Exercise brief – Identify the lines holding "name" and copy them.

Figure record listings:
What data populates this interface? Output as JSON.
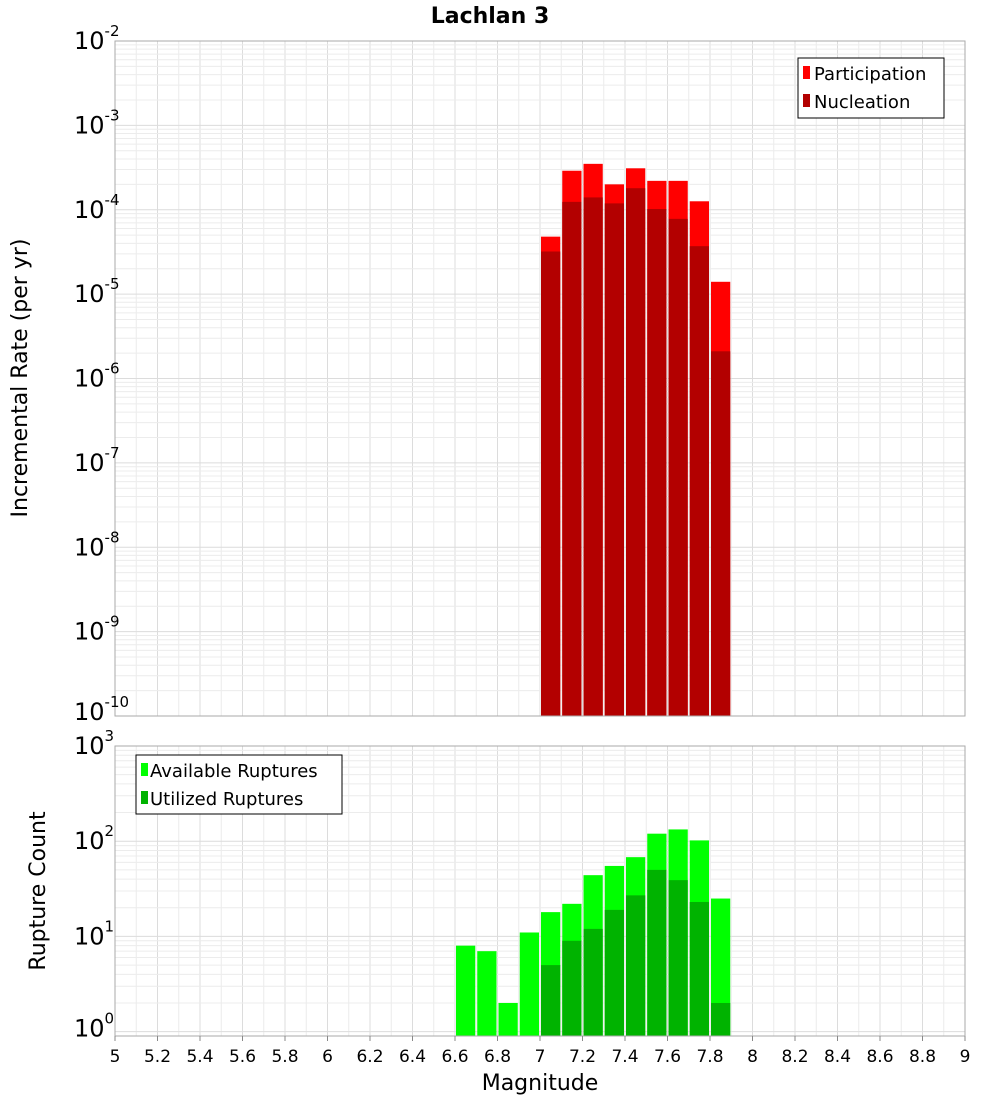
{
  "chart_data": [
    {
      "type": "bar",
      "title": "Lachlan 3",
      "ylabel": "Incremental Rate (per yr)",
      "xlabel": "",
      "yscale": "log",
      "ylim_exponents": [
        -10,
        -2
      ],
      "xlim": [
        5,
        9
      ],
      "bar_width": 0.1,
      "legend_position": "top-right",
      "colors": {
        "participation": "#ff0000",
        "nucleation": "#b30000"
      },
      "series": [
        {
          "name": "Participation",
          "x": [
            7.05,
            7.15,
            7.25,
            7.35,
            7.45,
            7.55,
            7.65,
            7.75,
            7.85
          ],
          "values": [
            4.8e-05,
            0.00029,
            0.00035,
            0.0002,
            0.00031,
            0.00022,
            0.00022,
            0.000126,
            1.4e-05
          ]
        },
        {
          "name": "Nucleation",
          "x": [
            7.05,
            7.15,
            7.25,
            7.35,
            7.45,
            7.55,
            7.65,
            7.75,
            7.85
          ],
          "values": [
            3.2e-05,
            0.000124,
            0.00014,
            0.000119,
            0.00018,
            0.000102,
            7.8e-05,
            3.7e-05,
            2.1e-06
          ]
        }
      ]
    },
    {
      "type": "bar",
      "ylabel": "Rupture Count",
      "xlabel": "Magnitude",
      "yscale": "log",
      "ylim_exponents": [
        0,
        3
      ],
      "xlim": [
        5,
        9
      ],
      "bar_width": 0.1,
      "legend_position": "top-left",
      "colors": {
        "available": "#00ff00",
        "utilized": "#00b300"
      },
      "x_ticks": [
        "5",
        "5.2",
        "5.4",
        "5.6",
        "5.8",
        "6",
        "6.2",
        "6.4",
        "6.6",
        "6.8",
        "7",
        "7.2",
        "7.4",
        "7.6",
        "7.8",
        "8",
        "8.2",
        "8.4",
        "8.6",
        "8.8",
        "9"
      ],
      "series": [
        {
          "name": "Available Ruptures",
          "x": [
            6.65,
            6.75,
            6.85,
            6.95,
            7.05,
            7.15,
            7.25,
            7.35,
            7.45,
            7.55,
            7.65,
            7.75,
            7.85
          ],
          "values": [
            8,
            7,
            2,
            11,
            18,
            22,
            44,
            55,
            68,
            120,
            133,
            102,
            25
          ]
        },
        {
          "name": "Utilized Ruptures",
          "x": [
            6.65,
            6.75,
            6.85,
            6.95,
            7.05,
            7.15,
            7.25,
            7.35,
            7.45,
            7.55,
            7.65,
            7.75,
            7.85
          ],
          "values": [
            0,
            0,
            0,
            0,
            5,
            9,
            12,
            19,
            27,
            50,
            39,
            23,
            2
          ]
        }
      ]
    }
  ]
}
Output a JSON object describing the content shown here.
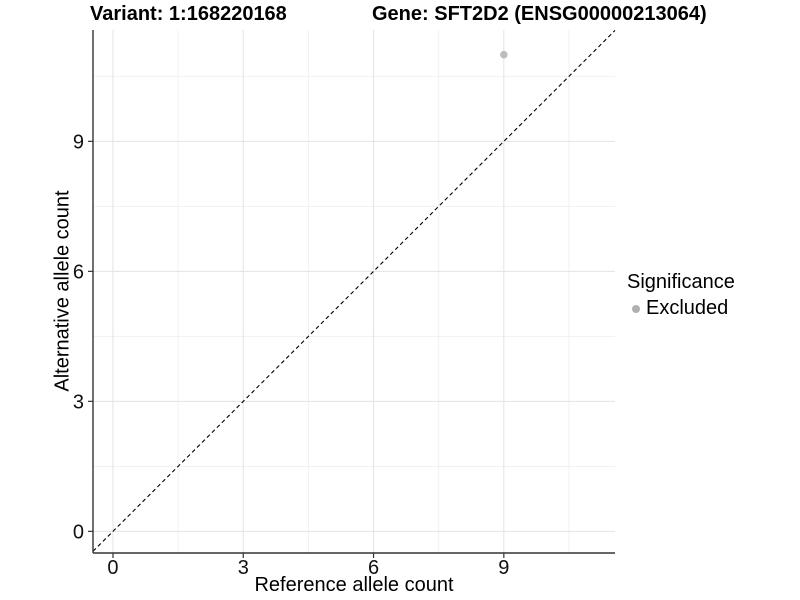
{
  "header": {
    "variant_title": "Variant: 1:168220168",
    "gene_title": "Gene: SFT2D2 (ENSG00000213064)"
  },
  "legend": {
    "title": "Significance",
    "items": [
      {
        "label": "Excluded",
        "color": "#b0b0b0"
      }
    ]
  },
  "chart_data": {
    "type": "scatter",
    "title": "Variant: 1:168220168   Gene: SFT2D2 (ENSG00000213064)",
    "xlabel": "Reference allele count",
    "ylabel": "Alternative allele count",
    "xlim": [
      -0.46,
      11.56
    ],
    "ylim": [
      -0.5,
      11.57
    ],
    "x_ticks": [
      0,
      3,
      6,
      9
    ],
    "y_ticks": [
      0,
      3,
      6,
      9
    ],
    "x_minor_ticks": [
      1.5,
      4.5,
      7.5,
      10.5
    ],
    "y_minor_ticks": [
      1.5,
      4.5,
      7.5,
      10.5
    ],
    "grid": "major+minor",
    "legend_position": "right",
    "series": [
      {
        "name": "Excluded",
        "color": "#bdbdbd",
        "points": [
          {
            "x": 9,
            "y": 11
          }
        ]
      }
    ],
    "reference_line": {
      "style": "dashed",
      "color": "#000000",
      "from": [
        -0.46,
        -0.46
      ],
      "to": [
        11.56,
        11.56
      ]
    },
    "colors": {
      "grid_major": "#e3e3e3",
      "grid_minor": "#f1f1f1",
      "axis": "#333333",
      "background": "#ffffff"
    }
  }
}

The reply –
          "name": "Participation",
          "name": "Nucleation",
          "name": "Available Ruptures",
          "name": "Utilized Ruptures",
        "name": "Excluded",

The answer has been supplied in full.